— Work to be completed —
In the records below, find each line containing the word "localidad" and copy it.

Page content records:
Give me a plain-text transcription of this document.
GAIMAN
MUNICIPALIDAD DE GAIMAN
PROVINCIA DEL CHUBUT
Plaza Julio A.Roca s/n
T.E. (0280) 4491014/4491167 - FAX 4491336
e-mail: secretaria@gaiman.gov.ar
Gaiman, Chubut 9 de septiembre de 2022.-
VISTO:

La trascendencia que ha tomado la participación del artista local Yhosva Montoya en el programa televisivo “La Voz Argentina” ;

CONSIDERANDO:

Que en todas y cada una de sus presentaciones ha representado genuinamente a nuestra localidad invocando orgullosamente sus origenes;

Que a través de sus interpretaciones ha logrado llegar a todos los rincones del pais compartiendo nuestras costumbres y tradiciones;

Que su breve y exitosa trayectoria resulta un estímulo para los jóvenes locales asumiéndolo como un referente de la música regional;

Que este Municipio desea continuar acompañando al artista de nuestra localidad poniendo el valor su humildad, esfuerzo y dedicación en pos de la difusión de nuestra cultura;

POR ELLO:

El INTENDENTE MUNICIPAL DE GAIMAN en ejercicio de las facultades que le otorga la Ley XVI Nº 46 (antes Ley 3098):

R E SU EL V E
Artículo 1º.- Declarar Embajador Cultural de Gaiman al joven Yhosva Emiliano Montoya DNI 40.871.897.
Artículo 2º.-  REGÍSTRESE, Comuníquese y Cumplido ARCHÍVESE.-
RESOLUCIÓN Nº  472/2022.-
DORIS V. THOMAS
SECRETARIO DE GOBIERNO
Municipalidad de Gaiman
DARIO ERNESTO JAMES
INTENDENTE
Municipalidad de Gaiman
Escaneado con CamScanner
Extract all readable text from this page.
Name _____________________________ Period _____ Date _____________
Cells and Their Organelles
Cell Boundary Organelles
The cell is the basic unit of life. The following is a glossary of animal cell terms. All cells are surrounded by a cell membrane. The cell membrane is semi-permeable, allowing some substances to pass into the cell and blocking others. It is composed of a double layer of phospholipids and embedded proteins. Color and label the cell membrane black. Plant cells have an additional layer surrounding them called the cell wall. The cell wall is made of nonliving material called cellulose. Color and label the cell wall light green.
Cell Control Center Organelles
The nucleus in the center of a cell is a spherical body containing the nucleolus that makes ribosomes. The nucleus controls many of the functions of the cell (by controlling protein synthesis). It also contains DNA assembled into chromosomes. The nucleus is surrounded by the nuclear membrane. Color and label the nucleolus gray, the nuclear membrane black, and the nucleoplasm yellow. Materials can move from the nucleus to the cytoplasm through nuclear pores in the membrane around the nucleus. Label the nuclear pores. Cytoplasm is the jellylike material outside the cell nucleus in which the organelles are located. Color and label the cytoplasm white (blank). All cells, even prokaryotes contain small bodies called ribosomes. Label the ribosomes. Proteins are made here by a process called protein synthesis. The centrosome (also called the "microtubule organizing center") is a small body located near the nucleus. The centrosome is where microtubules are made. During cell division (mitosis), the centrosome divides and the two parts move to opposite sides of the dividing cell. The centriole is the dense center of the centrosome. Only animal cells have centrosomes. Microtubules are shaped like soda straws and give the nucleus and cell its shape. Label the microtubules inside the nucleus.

— Written reply —
Que en todas y cada una de sus presentaciones ha representado genuinamente a nuestra localidad invocando orgullosamente sus origenes;
Que este Municipio desea continuar acompañando al artista de nuestra localidad poniendo el valor su humildad, esfuerzo y dedicación en pos de la difusión de nuestra cultura;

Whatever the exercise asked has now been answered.